BEGIN Input

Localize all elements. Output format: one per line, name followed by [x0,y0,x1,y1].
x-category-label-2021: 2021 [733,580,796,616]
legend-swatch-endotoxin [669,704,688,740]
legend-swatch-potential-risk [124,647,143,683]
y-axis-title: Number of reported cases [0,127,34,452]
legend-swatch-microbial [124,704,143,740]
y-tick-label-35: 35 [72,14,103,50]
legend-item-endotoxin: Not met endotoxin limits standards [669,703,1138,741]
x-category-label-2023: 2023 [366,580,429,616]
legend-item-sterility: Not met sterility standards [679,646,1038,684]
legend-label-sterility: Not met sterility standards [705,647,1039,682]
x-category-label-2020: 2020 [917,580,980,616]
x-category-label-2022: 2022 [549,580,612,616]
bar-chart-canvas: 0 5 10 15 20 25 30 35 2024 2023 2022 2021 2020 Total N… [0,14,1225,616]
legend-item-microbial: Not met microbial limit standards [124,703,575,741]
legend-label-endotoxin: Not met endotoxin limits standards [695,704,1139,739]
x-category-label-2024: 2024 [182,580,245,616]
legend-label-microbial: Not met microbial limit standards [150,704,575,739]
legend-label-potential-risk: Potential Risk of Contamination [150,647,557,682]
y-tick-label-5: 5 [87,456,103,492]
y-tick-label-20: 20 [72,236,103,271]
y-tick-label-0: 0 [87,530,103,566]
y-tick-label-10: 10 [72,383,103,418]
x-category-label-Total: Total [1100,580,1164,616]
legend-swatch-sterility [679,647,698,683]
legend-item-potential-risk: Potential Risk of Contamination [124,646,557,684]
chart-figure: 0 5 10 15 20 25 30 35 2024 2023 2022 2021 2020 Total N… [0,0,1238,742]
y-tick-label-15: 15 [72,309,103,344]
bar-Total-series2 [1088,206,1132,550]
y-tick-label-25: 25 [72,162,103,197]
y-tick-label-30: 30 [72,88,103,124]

END Input

Return, from the data above, each line in which the string "sterility" appears.

## Your solution
legend-item-sterility: Not met sterility standards [679,646,1038,684]
legend-label-sterility: Not met sterility standards [705,647,1039,682]
legend-swatch-sterility [679,647,698,683]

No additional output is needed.